● Stated exercise: Output only the lines that run from the line holding "What's the underlying" to the end of the entries, both ends included, and skip the pictures.

(Figure collection entries)
——
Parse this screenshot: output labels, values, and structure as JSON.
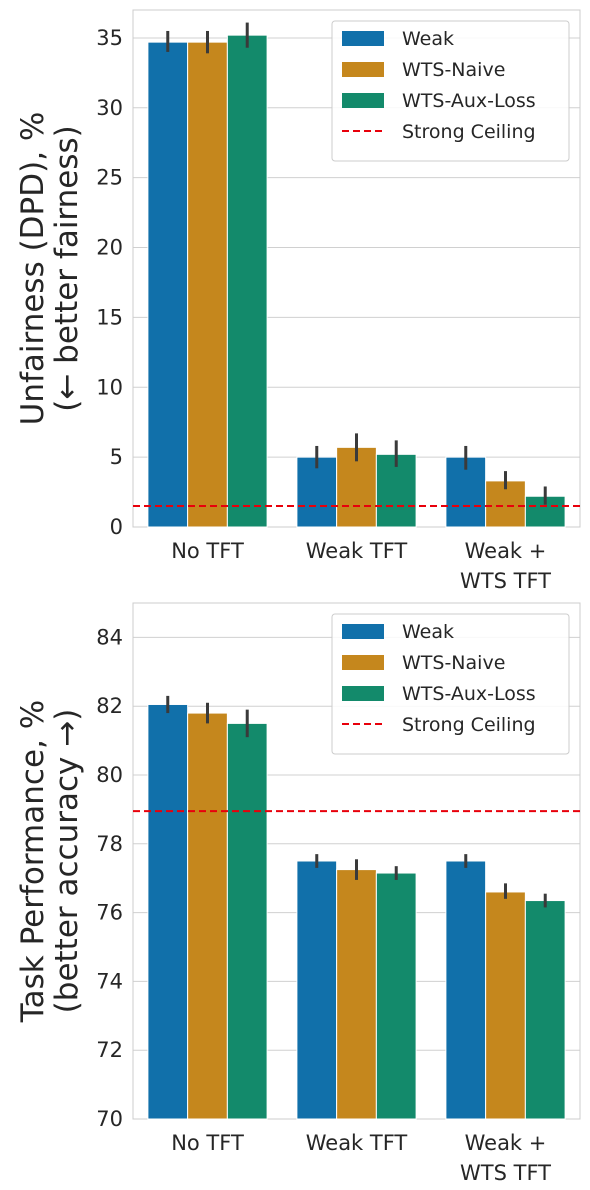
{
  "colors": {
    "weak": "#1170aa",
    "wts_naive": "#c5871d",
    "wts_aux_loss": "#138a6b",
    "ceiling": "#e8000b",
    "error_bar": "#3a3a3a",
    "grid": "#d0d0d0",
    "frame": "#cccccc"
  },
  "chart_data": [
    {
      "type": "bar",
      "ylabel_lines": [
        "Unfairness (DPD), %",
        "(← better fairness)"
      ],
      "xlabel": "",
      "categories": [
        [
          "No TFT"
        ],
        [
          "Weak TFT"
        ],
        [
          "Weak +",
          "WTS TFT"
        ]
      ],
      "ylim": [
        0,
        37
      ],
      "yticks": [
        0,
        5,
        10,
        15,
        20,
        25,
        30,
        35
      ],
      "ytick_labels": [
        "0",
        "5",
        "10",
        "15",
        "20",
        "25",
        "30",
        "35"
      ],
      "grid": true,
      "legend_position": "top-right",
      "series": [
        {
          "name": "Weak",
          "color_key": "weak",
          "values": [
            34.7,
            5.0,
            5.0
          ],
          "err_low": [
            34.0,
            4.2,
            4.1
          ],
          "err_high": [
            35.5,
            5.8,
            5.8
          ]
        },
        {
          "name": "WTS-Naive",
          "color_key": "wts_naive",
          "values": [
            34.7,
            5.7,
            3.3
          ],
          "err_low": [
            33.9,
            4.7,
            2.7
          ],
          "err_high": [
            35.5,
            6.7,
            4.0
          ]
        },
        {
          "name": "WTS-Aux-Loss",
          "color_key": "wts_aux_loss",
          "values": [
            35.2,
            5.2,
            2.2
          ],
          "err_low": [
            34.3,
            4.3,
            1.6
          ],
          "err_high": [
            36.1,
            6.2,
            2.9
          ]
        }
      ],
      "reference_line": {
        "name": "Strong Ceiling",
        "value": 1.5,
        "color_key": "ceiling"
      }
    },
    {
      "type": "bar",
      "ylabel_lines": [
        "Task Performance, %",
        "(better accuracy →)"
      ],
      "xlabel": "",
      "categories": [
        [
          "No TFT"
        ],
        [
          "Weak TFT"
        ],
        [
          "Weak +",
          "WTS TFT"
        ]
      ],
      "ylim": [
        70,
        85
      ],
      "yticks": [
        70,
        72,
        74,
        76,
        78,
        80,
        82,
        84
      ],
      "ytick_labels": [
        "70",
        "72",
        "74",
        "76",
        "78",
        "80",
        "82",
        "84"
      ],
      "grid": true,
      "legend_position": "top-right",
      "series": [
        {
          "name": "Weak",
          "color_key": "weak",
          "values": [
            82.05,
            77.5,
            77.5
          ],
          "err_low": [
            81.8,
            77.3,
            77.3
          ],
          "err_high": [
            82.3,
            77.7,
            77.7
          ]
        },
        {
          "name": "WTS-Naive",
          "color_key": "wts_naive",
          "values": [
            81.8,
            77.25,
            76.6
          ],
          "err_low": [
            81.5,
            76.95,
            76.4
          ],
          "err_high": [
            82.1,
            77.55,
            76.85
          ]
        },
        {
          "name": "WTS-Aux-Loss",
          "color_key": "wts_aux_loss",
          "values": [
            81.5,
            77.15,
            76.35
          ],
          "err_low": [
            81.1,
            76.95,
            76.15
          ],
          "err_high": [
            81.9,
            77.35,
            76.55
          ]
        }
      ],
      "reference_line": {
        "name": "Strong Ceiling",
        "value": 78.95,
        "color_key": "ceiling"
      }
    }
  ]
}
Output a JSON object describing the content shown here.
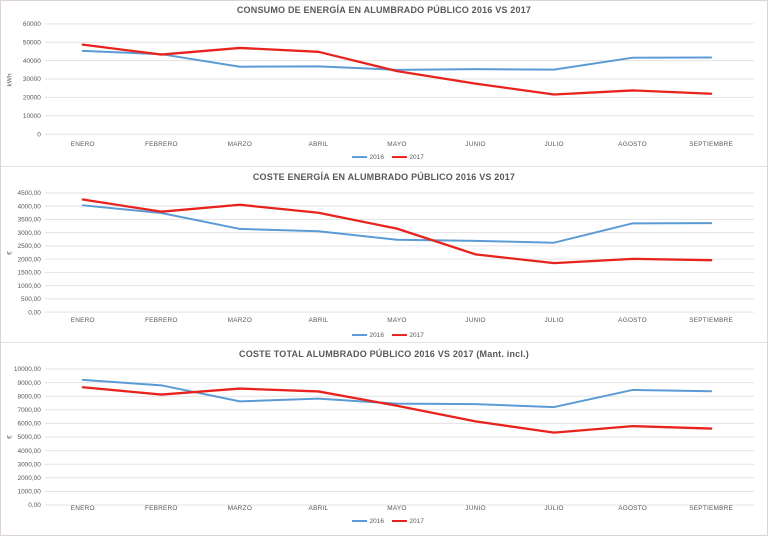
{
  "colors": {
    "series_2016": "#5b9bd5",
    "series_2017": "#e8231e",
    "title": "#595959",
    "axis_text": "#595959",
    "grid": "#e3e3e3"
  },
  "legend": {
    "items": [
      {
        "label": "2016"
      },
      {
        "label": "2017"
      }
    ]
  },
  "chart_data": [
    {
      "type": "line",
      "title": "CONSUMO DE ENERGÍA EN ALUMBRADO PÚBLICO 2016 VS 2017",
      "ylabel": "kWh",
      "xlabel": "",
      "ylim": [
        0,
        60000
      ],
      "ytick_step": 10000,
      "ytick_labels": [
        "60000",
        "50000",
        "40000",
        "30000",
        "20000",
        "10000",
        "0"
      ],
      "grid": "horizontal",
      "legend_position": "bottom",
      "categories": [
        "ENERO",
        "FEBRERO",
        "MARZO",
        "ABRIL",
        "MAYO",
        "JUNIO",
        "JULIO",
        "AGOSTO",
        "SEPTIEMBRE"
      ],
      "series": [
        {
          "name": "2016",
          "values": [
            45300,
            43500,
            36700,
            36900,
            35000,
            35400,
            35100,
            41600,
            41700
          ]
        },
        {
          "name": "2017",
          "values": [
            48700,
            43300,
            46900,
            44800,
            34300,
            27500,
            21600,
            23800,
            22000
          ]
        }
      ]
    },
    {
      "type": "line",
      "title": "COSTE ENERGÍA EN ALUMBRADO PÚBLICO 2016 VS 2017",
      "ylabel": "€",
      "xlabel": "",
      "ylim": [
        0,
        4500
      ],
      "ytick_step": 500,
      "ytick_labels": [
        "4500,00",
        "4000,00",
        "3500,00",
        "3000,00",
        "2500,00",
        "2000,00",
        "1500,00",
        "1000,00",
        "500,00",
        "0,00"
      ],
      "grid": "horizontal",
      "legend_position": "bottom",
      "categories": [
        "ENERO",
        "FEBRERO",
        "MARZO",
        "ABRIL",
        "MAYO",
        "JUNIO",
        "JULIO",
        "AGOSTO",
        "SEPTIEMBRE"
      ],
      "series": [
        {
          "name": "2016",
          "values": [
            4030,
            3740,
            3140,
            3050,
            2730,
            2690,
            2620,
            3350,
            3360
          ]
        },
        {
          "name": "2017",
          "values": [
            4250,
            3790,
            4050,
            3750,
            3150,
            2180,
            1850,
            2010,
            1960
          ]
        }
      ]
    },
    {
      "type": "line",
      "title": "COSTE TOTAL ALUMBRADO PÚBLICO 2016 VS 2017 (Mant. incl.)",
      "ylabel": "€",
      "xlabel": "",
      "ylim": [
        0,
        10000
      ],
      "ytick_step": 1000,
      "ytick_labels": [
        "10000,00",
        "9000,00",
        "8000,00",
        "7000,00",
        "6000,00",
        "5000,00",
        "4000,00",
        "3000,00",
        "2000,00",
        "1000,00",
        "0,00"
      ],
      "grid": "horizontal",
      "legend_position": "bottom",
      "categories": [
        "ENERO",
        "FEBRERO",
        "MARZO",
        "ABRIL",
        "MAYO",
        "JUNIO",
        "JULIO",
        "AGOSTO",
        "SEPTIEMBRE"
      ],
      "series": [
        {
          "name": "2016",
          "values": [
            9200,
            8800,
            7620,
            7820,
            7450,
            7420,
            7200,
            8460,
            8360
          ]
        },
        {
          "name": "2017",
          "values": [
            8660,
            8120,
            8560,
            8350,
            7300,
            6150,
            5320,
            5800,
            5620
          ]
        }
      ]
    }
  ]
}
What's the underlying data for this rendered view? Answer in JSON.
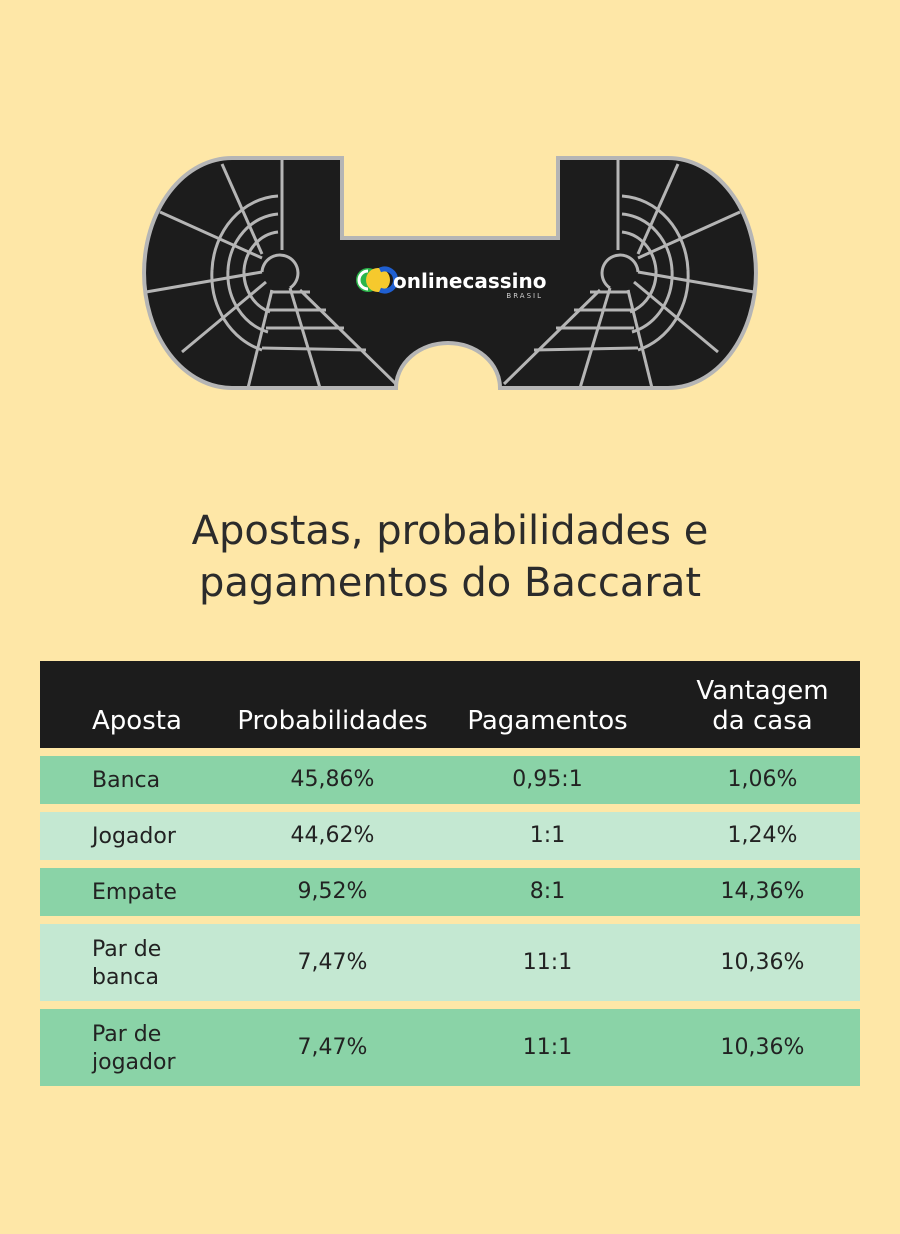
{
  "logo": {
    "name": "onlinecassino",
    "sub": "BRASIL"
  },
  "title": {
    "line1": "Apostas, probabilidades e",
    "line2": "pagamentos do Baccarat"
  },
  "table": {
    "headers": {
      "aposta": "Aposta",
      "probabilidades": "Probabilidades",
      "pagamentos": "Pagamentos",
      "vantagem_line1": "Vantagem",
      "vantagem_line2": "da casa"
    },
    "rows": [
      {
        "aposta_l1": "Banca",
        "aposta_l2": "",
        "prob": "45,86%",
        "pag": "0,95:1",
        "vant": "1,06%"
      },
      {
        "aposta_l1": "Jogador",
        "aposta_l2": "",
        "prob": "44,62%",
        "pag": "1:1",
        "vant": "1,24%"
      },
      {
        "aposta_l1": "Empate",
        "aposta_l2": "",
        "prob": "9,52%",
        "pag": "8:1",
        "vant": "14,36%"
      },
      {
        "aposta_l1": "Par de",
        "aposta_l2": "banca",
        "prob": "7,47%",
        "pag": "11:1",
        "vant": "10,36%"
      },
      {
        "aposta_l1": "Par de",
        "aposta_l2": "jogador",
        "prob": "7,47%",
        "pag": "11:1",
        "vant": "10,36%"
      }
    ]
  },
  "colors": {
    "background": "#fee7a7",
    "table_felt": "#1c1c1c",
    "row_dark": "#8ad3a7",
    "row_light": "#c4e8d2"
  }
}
——
● Finished answer:
What's the underlying data for this rendered view? Answer in JSON.
{
  "logo": {
    "name": "onlinecassino",
    "sub": "BRASIL"
  },
  "title": {
    "line1": "Apostas, probabilidades e",
    "line2": "pagamentos do Baccarat"
  },
  "table": {
    "headers": {
      "aposta": "Aposta",
      "probabilidades": "Probabilidades",
      "pagamentos": "Pagamentos",
      "vantagem_line1": "Vantagem",
      "vantagem_line2": "da casa"
    },
    "rows": [
      {
        "aposta_l1": "Banca",
        "aposta_l2": "",
        "prob": "45,86%",
        "pag": "0,95:1",
        "vant": "1,06%"
      },
      {
        "aposta_l1": "Jogador",
        "aposta_l2": "",
        "prob": "44,62%",
        "pag": "1:1",
        "vant": "1,24%"
      },
      {
        "aposta_l1": "Empate",
        "aposta_l2": "",
        "prob": "9,52%",
        "pag": "8:1",
        "vant": "14,36%"
      },
      {
        "aposta_l1": "Par de",
        "aposta_l2": "banca",
        "prob": "7,47%",
        "pag": "11:1",
        "vant": "10,36%"
      },
      {
        "aposta_l1": "Par de",
        "aposta_l2": "jogador",
        "prob": "7,47%",
        "pag": "11:1",
        "vant": "10,36%"
      }
    ]
  },
  "colors": {
    "background": "#fee7a7",
    "table_felt": "#1c1c1c",
    "row_dark": "#8ad3a7",
    "row_light": "#c4e8d2"
  }
}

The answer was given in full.